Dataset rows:
• • •
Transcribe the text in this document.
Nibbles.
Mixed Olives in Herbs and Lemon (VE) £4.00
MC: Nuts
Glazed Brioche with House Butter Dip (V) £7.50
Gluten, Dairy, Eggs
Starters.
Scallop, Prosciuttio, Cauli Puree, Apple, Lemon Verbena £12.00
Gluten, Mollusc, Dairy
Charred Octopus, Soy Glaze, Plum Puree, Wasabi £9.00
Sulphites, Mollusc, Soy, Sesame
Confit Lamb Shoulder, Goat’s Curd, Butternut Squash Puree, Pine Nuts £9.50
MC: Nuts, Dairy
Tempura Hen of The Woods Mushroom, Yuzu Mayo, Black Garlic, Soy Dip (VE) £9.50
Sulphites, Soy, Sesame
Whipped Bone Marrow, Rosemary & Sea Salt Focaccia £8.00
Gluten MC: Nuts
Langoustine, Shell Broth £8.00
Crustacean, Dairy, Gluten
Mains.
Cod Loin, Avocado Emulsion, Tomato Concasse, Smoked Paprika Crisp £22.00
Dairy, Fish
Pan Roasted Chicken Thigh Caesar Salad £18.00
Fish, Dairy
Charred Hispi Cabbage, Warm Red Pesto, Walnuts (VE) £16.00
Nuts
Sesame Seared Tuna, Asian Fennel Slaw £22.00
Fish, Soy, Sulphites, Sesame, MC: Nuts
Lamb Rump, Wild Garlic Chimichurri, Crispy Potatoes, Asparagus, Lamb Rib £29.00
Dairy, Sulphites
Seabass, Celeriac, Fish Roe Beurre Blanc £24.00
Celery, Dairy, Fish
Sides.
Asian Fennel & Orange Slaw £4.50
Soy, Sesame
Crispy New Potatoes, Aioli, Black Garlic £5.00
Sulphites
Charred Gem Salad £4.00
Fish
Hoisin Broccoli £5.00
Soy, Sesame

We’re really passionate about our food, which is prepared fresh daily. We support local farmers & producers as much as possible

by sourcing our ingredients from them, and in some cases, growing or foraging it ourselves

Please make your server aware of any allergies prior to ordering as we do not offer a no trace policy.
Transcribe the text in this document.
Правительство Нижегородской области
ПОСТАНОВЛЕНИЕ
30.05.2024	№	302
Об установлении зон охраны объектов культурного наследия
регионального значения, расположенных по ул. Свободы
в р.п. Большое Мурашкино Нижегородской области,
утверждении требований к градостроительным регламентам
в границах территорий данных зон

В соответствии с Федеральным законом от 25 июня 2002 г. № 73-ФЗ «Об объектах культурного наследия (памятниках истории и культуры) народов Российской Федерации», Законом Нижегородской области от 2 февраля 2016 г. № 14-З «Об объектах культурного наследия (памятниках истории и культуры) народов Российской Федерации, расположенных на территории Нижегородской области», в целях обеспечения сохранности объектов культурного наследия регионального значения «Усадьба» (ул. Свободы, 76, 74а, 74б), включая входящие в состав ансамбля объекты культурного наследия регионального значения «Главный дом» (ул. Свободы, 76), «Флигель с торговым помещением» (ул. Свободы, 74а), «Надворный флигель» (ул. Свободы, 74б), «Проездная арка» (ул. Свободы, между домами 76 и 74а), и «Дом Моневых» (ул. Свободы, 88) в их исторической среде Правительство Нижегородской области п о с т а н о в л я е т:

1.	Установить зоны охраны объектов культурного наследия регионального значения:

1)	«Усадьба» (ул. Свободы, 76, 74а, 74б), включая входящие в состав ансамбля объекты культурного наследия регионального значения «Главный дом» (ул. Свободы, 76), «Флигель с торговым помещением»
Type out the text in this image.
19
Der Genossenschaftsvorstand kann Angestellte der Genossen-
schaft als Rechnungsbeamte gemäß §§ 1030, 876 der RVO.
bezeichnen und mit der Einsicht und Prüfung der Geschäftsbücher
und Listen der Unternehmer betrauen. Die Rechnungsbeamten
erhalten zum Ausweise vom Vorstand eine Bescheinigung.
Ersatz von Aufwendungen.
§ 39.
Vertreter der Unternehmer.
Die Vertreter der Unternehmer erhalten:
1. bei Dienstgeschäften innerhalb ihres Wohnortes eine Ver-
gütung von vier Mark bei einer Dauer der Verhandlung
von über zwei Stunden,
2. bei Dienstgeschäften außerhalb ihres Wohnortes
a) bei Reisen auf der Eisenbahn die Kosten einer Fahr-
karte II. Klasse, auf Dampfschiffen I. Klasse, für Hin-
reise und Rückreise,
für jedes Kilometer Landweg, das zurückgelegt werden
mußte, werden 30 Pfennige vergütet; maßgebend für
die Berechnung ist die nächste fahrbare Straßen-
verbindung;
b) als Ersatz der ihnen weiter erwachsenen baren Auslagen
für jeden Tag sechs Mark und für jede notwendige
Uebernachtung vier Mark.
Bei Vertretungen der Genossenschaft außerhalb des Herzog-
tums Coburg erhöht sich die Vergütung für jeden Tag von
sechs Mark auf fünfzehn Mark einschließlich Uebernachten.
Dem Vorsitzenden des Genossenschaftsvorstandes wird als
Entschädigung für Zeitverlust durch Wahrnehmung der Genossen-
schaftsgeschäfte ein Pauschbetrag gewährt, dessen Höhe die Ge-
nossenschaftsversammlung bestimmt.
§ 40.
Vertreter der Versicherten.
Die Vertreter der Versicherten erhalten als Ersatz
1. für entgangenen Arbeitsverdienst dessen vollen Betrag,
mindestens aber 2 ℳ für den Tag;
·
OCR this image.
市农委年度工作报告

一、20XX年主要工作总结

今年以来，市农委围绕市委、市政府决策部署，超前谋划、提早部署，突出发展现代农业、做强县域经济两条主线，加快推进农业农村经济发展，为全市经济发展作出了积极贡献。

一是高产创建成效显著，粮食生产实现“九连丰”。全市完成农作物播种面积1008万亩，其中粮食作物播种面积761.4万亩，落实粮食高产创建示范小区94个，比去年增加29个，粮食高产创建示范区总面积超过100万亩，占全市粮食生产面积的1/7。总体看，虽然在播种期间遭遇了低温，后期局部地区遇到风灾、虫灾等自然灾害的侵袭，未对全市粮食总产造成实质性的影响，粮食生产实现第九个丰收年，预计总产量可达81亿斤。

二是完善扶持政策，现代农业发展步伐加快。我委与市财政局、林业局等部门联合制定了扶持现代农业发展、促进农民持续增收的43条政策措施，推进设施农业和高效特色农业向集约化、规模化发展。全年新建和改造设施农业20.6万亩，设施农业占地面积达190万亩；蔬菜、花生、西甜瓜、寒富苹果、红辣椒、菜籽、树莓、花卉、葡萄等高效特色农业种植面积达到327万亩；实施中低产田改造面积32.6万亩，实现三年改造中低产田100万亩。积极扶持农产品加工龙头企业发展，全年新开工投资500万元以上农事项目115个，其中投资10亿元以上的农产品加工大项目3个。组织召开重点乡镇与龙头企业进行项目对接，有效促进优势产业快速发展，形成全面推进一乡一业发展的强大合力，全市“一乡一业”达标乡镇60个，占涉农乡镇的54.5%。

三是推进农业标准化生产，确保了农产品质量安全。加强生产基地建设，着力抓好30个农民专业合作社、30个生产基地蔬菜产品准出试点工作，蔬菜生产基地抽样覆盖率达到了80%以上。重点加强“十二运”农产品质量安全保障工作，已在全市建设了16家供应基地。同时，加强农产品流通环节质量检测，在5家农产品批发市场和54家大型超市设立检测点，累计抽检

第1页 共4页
• • •
Directive
Within the material above, find the lines that contain the word "außerhalb"; copy them.

Right answer
2. bei Dienstgeschäften außerhalb ihres Wohnortes
Bei Vertretungen der Genossenschaft außerhalb des Herzog-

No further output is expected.